* Request: Write out the full set of records below exactly.

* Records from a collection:
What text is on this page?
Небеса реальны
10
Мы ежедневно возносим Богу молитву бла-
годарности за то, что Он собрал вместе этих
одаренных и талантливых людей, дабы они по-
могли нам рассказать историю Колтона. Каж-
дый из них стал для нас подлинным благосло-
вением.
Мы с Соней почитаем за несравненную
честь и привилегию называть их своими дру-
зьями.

* The response:
What text is on this page?
Небеса реальны
10
Мы ежедневно возносим Богу молитву бла-
годарности за то, что Он собрал вместе этих
одаренных и талантливых людей, дабы они по-
могли нам рассказать историю Колтона. Каж-
дый из них стал для нас подлинным благосло-
вением.
Мы с Соней почитаем за несравненную
честь и привилегию называть их своими дру-
зьями.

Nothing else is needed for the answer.